• WHAT YOU ARE ASKED TO DO:
Scan the lines below for "area"; report the number of lines that contain it, and only that.

• DATA SUPPLIED:
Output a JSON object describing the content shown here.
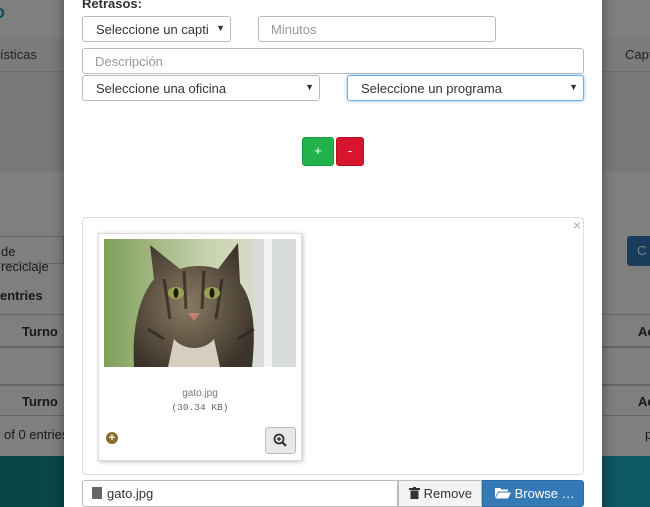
{
  "background": {
    "logo": "o",
    "nav_left": "ísticas",
    "nav_right": "Capt",
    "reciclaje": "de reciclaje",
    "right_button": "C",
    "entries_label": "entries",
    "col_turno": "Turno",
    "col_ac": "Ac",
    "info_text": "of 0 entries",
    "page_letter": "p"
  },
  "modal": {
    "section_label": "Retrasos:",
    "capitulo_select": "Seleccione un capti",
    "minutos_placeholder": "Minutos",
    "descripcion_placeholder": "Descripción",
    "oficina_select": "Seleccione una oficina",
    "programa_select": "Seleccione un programa",
    "add_label": "+",
    "remove_row_label": "-",
    "close_label": "×",
    "file": {
      "name": "gato.jpg",
      "size": "(30.34 KB)"
    },
    "caption_filename": "gato.jpg",
    "remove_label": "Remove",
    "browse_label": "Browse …"
  },
  "colors": {
    "add_button": "#22b24c",
    "remove_row_button": "#d9142e",
    "browse_button": "#337ab7"
  }
}
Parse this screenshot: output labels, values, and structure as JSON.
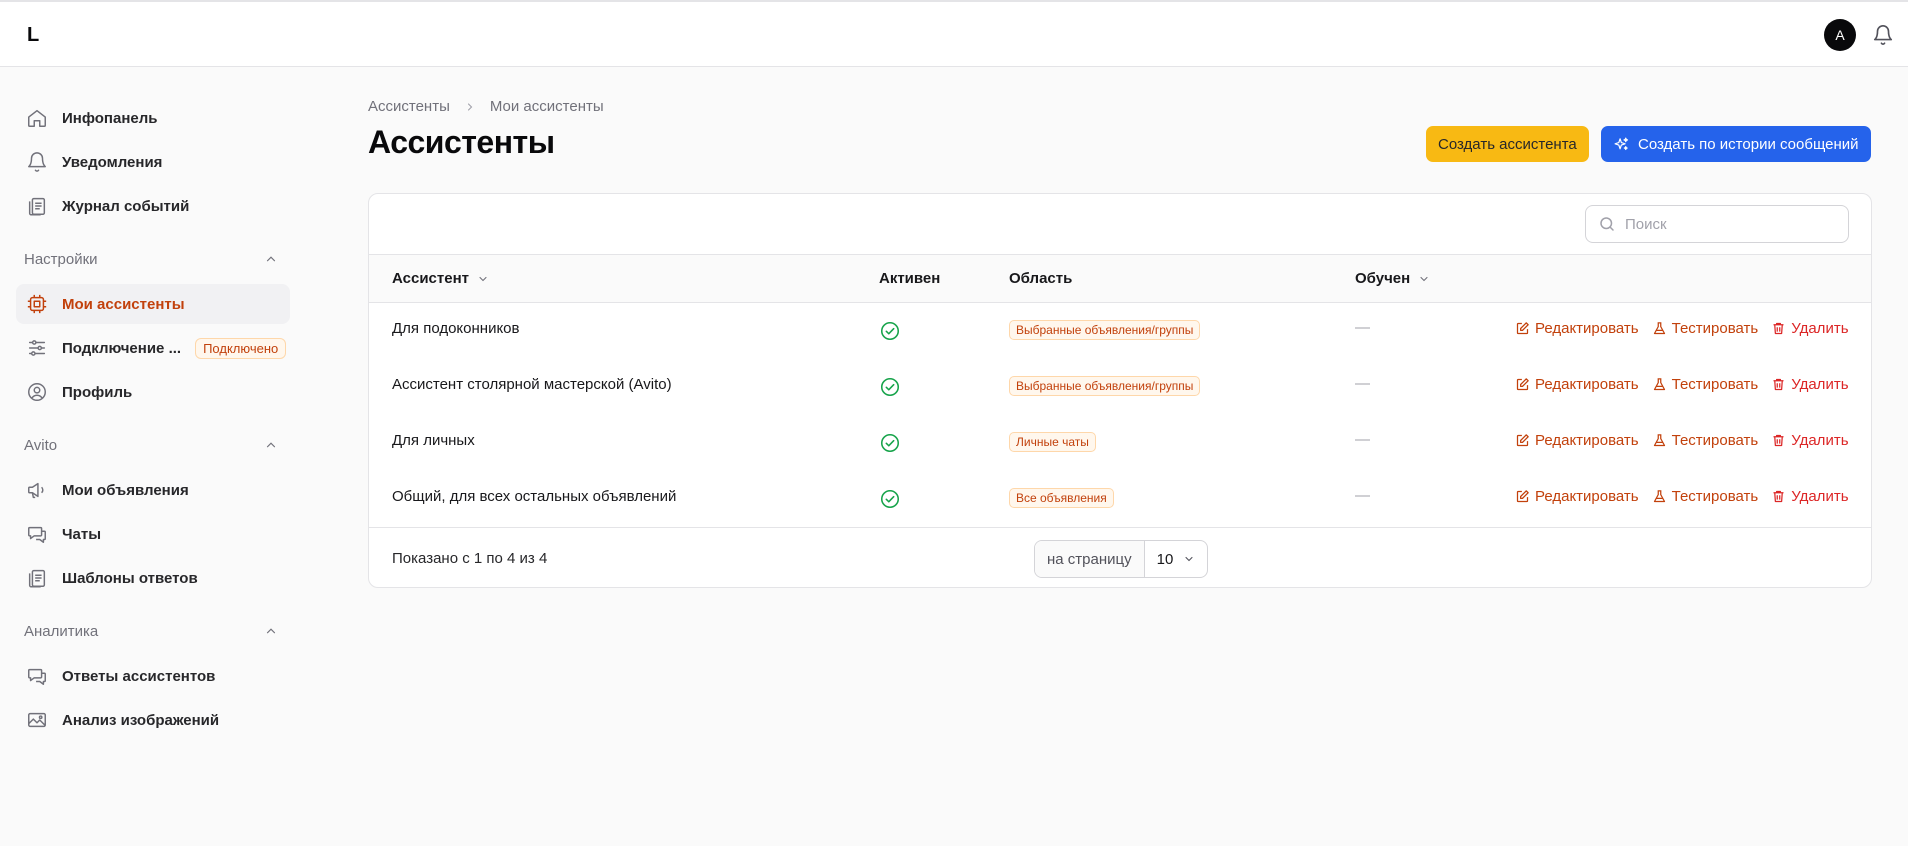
{
  "topbar": {
    "logo": "L",
    "avatar_letter": "A"
  },
  "sidebar": {
    "top_items": [
      {
        "label": "Инфопанель",
        "icon": "home-icon"
      },
      {
        "label": "Уведомления",
        "icon": "bell-icon"
      },
      {
        "label": "Журнал событий",
        "icon": "clipboard-icon"
      }
    ],
    "sections": [
      {
        "title": "Настройки",
        "items": [
          {
            "label": "Мои ассистенты",
            "icon": "chip-icon",
            "active": true
          },
          {
            "label": "Подключение ...",
            "icon": "sliders-icon",
            "badge": "Подключено"
          },
          {
            "label": "Профиль",
            "icon": "user-circle-icon"
          }
        ]
      },
      {
        "title": "Avito",
        "items": [
          {
            "label": "Мои объявления",
            "icon": "megaphone-icon"
          },
          {
            "label": "Чаты",
            "icon": "chat-icon"
          },
          {
            "label": "Шаблоны ответов",
            "icon": "clipboard-icon"
          }
        ]
      },
      {
        "title": "Аналитика",
        "items": [
          {
            "label": "Ответы ассистентов",
            "icon": "chat-icon"
          },
          {
            "label": "Анализ изображений",
            "icon": "image-icon"
          }
        ]
      }
    ]
  },
  "breadcrumb": {
    "parent": "Ассистенты",
    "current": "Мои ассистенты"
  },
  "page": {
    "title": "Ассистенты",
    "create_button": "Создать ассистента",
    "create_history_button": "Создать по истории сообщений"
  },
  "search": {
    "placeholder": "Поиск"
  },
  "table": {
    "headers": {
      "assistant": "Ассистент",
      "active": "Активен",
      "area": "Область",
      "trained": "Обучен"
    },
    "action_labels": {
      "edit": "Редактировать",
      "test": "Тестировать",
      "delete": "Удалить"
    },
    "rows": [
      {
        "name": "Для подоконников",
        "area": "Выбранные объявления/группы",
        "trained": "—"
      },
      {
        "name": "Ассистент столярной мастерской (Avito)",
        "area": "Выбранные объявления/группы",
        "trained": "—"
      },
      {
        "name": "Для личных",
        "area": "Личные чаты",
        "trained": "—"
      },
      {
        "name": "Общий, для всех остальных объявлений",
        "area": "Все объявления",
        "trained": "—"
      }
    ],
    "footer": {
      "shown": "Показано с 1 по 4 из 4",
      "per_page_label": "на страницу",
      "per_page_value": "10"
    }
  },
  "colors": {
    "accent": "#c2410c",
    "primary": "#2563eb",
    "yellow": "#f8b913",
    "success": "#16a34a",
    "danger": "#dc2626"
  }
}
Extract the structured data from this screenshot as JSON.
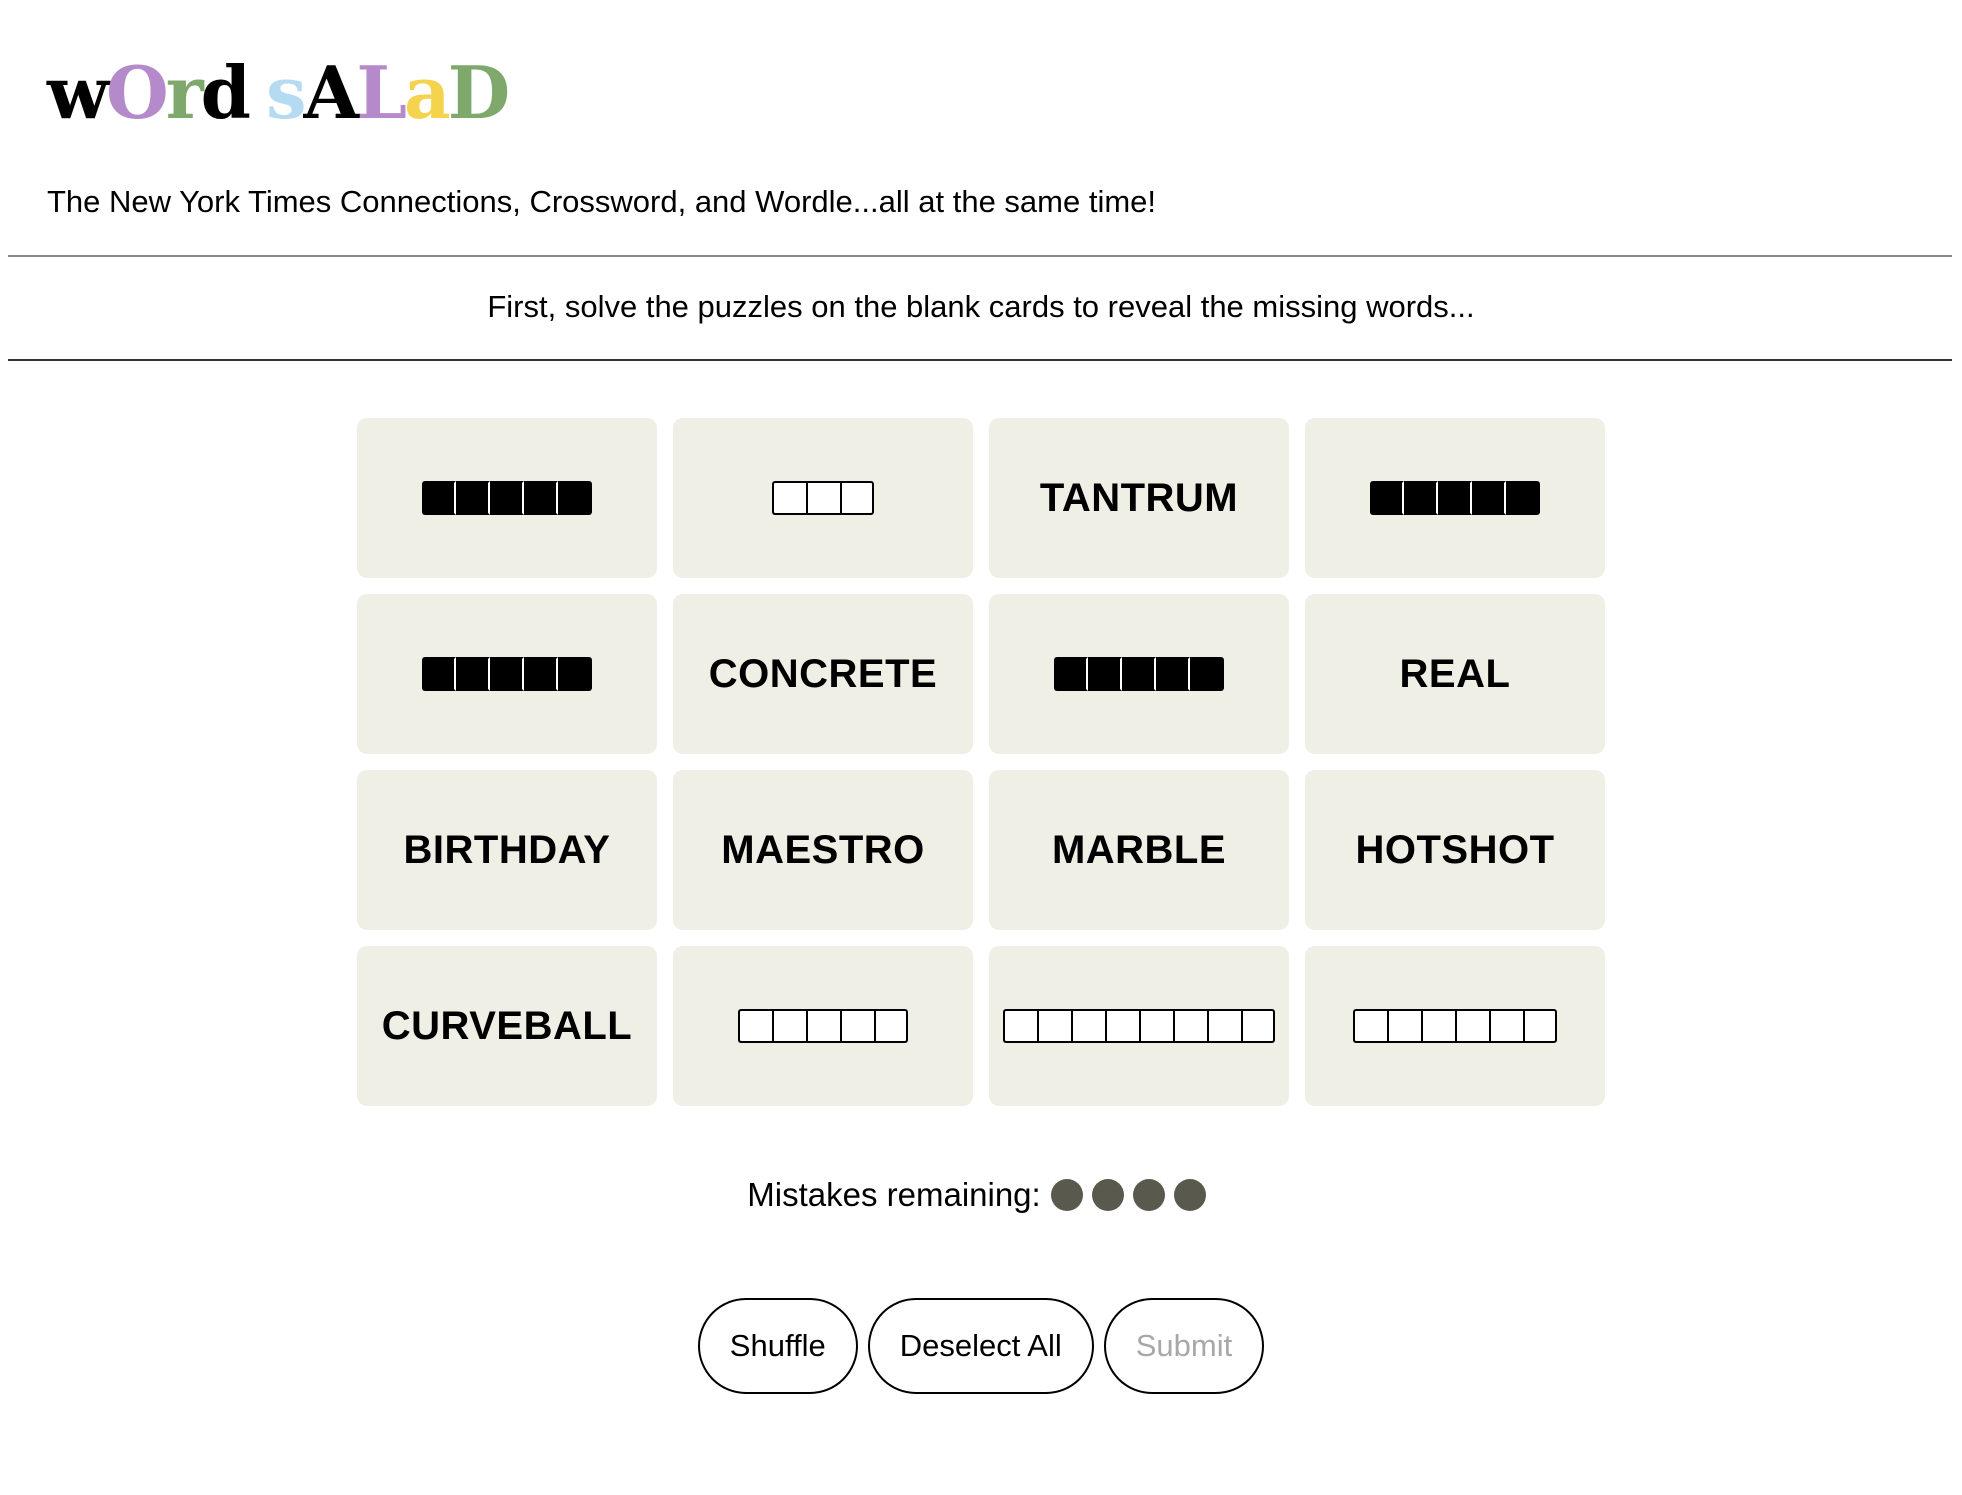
{
  "header": {
    "logo_letters": [
      {
        "char": "w",
        "color": "#000000"
      },
      {
        "char": "O",
        "color": "#b48acb"
      },
      {
        "char": "r",
        "color": "#7fa86c"
      },
      {
        "char": "d",
        "color": "#000000"
      },
      {
        "char": " ",
        "color": "#000000"
      },
      {
        "char": "s",
        "color": "#b5dbf2"
      },
      {
        "char": "A",
        "color": "#000000"
      },
      {
        "char": "L",
        "color": "#b48acb"
      },
      {
        "char": "a",
        "color": "#f5d34c"
      },
      {
        "char": "D",
        "color": "#7fa86c"
      }
    ],
    "tagline": "The New York Times Connections, Crossword, and Wordle...all at the same time!"
  },
  "instruction": "First, solve the puzzles on the blank cards to reveal the missing words...",
  "cards": [
    {
      "type": "filled",
      "count": 5
    },
    {
      "type": "blank",
      "count": 3
    },
    {
      "type": "word",
      "text": "TANTRUM"
    },
    {
      "type": "filled",
      "count": 5
    },
    {
      "type": "filled",
      "count": 5
    },
    {
      "type": "word",
      "text": "CONCRETE"
    },
    {
      "type": "filled",
      "count": 5
    },
    {
      "type": "word",
      "text": "REAL"
    },
    {
      "type": "word",
      "text": "BIRTHDAY"
    },
    {
      "type": "word",
      "text": "MAESTRO"
    },
    {
      "type": "word",
      "text": "MARBLE"
    },
    {
      "type": "word",
      "text": "HOTSHOT"
    },
    {
      "type": "word",
      "text": "CURVEBALL"
    },
    {
      "type": "blank",
      "count": 5
    },
    {
      "type": "blank",
      "count": 8
    },
    {
      "type": "blank",
      "count": 6
    }
  ],
  "mistakes": {
    "label": "Mistakes remaining:",
    "remaining": 4,
    "dot_color": "#5a594e"
  },
  "buttons": {
    "shuffle": "Shuffle",
    "deselect_all": "Deselect All",
    "submit": "Submit"
  }
}
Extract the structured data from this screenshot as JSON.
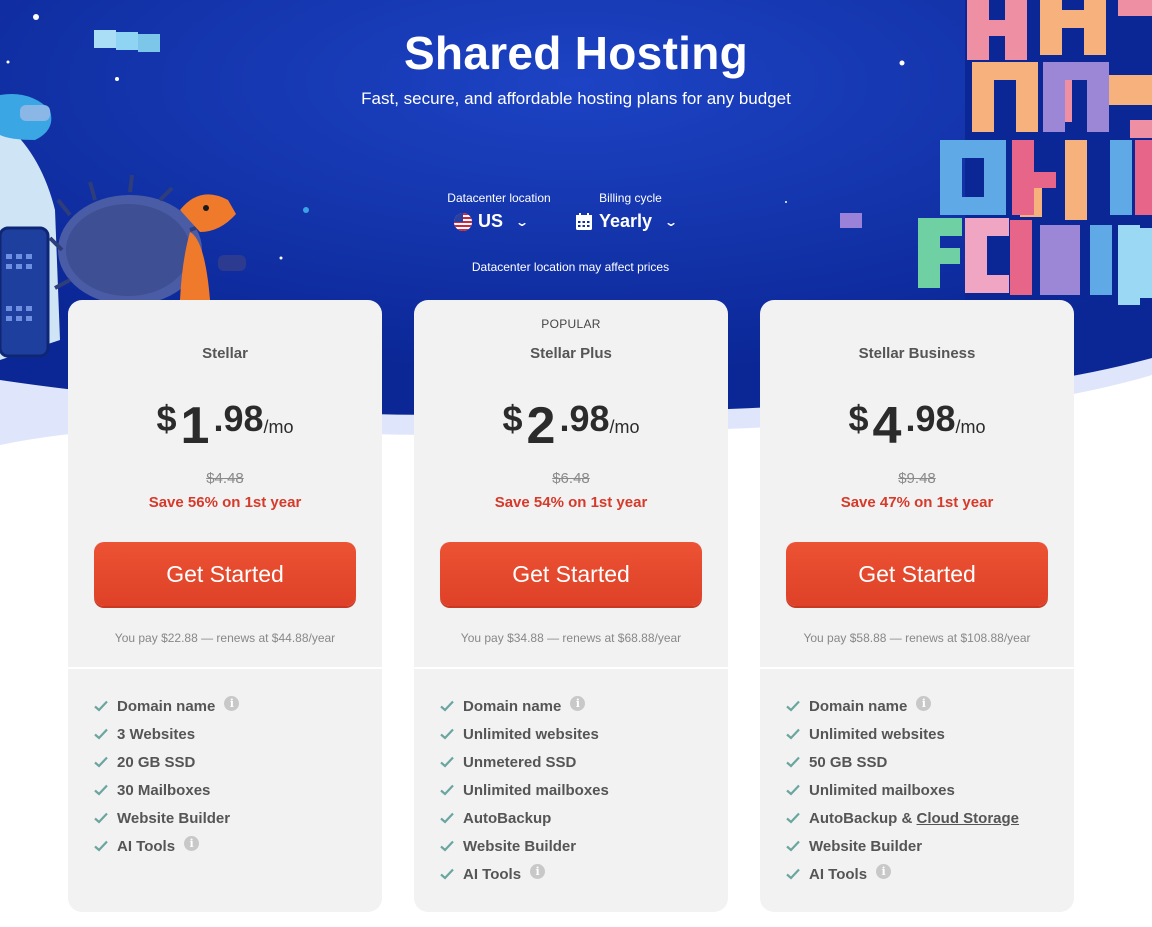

• TASK RESPONSE:
5